• **Exercise details**: Reproduce every entry in the listing without alteration.

• **Input**:

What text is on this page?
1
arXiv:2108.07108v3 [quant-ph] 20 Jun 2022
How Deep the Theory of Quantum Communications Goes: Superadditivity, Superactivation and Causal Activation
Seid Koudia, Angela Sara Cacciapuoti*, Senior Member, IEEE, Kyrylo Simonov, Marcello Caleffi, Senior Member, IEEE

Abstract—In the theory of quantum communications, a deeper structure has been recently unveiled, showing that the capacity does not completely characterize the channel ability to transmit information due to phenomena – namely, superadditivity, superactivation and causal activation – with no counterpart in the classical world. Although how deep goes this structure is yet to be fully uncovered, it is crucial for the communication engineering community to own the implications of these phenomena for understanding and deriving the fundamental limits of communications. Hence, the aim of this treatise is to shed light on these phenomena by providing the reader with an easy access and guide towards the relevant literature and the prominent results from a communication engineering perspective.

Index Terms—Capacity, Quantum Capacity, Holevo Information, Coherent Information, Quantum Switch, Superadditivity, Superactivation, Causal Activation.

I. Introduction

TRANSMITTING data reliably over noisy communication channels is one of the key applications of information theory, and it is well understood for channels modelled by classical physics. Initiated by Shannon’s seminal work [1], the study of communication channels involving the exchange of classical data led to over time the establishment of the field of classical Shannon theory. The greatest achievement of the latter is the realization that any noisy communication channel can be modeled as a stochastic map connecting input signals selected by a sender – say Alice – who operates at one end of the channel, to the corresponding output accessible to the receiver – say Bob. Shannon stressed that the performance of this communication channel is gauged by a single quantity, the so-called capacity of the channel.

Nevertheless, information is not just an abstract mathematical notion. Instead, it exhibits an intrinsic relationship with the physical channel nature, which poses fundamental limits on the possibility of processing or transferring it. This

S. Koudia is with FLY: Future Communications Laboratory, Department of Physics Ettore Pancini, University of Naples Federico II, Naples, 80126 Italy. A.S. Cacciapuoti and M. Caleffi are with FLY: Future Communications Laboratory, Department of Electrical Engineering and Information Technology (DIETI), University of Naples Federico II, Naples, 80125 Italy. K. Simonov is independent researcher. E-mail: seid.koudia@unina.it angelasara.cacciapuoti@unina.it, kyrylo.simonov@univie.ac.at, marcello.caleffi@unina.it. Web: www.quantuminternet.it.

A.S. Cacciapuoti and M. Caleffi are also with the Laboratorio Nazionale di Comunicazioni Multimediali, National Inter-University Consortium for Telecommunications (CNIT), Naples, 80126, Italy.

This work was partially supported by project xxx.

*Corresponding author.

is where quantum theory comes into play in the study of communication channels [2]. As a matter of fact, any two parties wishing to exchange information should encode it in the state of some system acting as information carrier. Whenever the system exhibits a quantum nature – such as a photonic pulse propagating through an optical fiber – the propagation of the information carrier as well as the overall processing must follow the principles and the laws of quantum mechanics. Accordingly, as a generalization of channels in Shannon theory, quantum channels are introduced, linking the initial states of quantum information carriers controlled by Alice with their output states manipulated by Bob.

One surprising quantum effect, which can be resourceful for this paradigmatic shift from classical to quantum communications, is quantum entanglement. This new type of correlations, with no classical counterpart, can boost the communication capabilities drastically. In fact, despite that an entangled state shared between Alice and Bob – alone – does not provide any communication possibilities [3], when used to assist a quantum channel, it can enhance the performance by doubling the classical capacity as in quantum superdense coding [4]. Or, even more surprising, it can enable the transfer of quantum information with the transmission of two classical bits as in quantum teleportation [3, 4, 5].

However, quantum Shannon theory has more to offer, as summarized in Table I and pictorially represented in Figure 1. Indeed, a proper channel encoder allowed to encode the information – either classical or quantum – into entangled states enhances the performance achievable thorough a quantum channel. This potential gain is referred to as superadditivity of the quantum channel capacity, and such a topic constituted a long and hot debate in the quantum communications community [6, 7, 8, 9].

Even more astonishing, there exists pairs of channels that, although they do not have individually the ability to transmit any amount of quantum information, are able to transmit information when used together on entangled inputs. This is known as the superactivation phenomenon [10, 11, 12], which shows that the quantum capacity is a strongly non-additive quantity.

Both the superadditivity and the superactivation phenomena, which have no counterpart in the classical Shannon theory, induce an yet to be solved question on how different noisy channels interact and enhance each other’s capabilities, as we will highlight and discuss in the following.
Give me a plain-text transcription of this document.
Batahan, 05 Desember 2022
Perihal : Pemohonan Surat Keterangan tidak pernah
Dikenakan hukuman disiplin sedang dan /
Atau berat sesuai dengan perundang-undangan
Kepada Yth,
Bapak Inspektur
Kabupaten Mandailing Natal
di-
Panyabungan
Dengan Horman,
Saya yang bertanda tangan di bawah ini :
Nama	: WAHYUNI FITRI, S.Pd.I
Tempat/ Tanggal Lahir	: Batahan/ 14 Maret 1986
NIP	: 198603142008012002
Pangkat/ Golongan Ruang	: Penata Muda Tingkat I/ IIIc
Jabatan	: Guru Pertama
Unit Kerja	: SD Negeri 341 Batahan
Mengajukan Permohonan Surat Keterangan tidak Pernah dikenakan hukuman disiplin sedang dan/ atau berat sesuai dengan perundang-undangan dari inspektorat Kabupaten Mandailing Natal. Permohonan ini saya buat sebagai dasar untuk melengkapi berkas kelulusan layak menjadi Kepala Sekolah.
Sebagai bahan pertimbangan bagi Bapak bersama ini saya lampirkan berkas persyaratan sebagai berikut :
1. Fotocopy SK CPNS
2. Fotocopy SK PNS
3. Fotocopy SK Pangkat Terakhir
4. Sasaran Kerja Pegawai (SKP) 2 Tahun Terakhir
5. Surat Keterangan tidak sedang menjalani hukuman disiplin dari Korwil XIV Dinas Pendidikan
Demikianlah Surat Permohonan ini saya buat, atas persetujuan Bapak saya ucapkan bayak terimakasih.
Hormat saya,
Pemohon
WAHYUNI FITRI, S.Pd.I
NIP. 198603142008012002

• **Answer to the task**:
What text is on this page?
1
arXiv:2108.07108v3 [quant-ph] 20 Jun 2022
How Deep the Theory of Quantum Communications Goes: Superadditivity, Superactivation and Causal Activation
Seid Koudia, Angela Sara Cacciapuoti*, Senior Member, IEEE, Kyrylo Simonov, Marcello Caleffi, Senior Member, IEEE

Abstract—In the theory of quantum communications, a deeper structure has been recently unveiled, showing that the capacity does not completely characterize the channel ability to transmit information due to phenomena – namely, superadditivity, superactivation and causal activation – with no counterpart in the classical world. Although how deep goes this structure is yet to be fully uncovered, it is crucial for the communication engineering community to own the implications of these phenomena for understanding and deriving the fundamental limits of communications. Hence, the aim of this treatise is to shed light on these phenomena by providing the reader with an easy access and guide towards the relevant literature and the prominent results from a communication engineering perspective.

Index Terms—Capacity, Quantum Capacity, Holevo Information, Coherent Information, Quantum Switch, Superadditivity, Superactivation, Causal Activation.

I. Introduction

TRANSMITTING data reliably over noisy communication channels is one of the key applications of information theory, and it is well understood for channels modelled by classical physics. Initiated by Shannon’s seminal work [1], the study of communication channels involving the exchange of classical data led to over time the establishment of the field of classical Shannon theory. The greatest achievement of the latter is the realization that any noisy communication channel can be modeled as a stochastic map connecting input signals selected by a sender – say Alice – who operates at one end of the channel, to the corresponding output accessible to the receiver – say Bob. Shannon stressed that the performance of this communication channel is gauged by a single quantity, the so-called capacity of the channel.

Nevertheless, information is not just an abstract mathematical notion. Instead, it exhibits an intrinsic relationship with the physical channel nature, which poses fundamental limits on the possibility of processing or transferring it. This

S. Koudia is with FLY: Future Communications Laboratory, Department of Physics Ettore Pancini, University of Naples Federico II, Naples, 80126 Italy. A.S. Cacciapuoti and M. Caleffi are with FLY: Future Communications Laboratory, Department of Electrical Engineering and Information Technology (DIETI), University of Naples Federico II, Naples, 80125 Italy. K. Simonov is independent researcher. E-mail: seid.koudia@unina.it angelasara.cacciapuoti@unina.it, kyrylo.simonov@univie.ac.at, marcello.caleffi@unina.it. Web: www.quantuminternet.it.

A.S. Cacciapuoti and M. Caleffi are also with the Laboratorio Nazionale di Comunicazioni Multimediali, National Inter-University Consortium for Telecommunications (CNIT), Naples, 80126, Italy.

This work was partially supported by project xxx.

*Corresponding author.

is where quantum theory comes into play in the study of communication channels [2]. As a matter of fact, any two parties wishing to exchange information should encode it in the state of some system acting as information carrier. Whenever the system exhibits a quantum nature – such as a photonic pulse propagating through an optical fiber – the propagation of the information carrier as well as the overall processing must follow the principles and the laws of quantum mechanics. Accordingly, as a generalization of channels in Shannon theory, quantum channels are introduced, linking the initial states of quantum information carriers controlled by Alice with their output states manipulated by Bob.

One surprising quantum effect, which can be resourceful for this paradigmatic shift from classical to quantum communications, is quantum entanglement. This new type of correlations, with no classical counterpart, can boost the communication capabilities drastically. In fact, despite that an entangled state shared between Alice and Bob – alone – does not provide any communication possibilities [3], when used to assist a quantum channel, it can enhance the performance by doubling the classical capacity as in quantum superdense coding [4]. Or, even more surprising, it can enable the transfer of quantum information with the transmission of two classical bits as in quantum teleportation [3, 4, 5].

However, quantum Shannon theory has more to offer, as summarized in Table I and pictorially represented in Figure 1. Indeed, a proper channel encoder allowed to encode the information – either classical or quantum – into entangled states enhances the performance achievable thorough a quantum channel. This potential gain is referred to as superadditivity of the quantum channel capacity, and such a topic constituted a long and hot debate in the quantum communications community [6, 7, 8, 9].

Even more astonishing, there exists pairs of channels that, although they do not have individually the ability to transmit any amount of quantum information, are able to transmit information when used together on entangled inputs. This is known as the superactivation phenomenon [10, 11, 12], which shows that the quantum capacity is a strongly non-additive quantity.

Both the superadditivity and the superactivation phenomena, which have no counterpart in the classical Shannon theory, induce an yet to be solved question on how different noisy channels interact and enhance each other’s capabilities, as we will highlight and discuss in the following.
Give me a plain-text transcription of this document.
Batahan, 05 Desember 2022
Perihal : Pemohonan Surat Keterangan tidak pernah
Dikenakan hukuman disiplin sedang dan /
Atau berat sesuai dengan perundang-undangan
Kepada Yth,
Bapak Inspektur
Kabupaten Mandailing Natal
di-
Panyabungan
Dengan Horman,
Saya yang bertanda tangan di bawah ini :
Nama	: WAHYUNI FITRI, S.Pd.I
Tempat/ Tanggal Lahir	: Batahan/ 14 Maret 1986
NIP	: 198603142008012002
Pangkat/ Golongan Ruang	: Penata Muda Tingkat I/ IIIc
Jabatan	: Guru Pertama
Unit Kerja	: SD Negeri 341 Batahan
Mengajukan Permohonan Surat Keterangan tidak Pernah dikenakan hukuman disiplin sedang dan/ atau berat sesuai dengan perundang-undangan dari inspektorat Kabupaten Mandailing Natal. Permohonan ini saya buat sebagai dasar untuk melengkapi berkas kelulusan layak menjadi Kepala Sekolah.
Sebagai bahan pertimbangan bagi Bapak bersama ini saya lampirkan berkas persyaratan sebagai berikut :
1. Fotocopy SK CPNS
2. Fotocopy SK PNS
3. Fotocopy SK Pangkat Terakhir
4. Sasaran Kerja Pegawai (SKP) 2 Tahun Terakhir
5. Surat Keterangan tidak sedang menjalani hukuman disiplin dari Korwil XIV Dinas Pendidikan
Demikianlah Surat Permohonan ini saya buat, atas persetujuan Bapak saya ucapkan bayak terimakasih.
Hormat saya,
Pemohon
WAHYUNI FITRI, S.Pd.I
NIP. 198603142008012002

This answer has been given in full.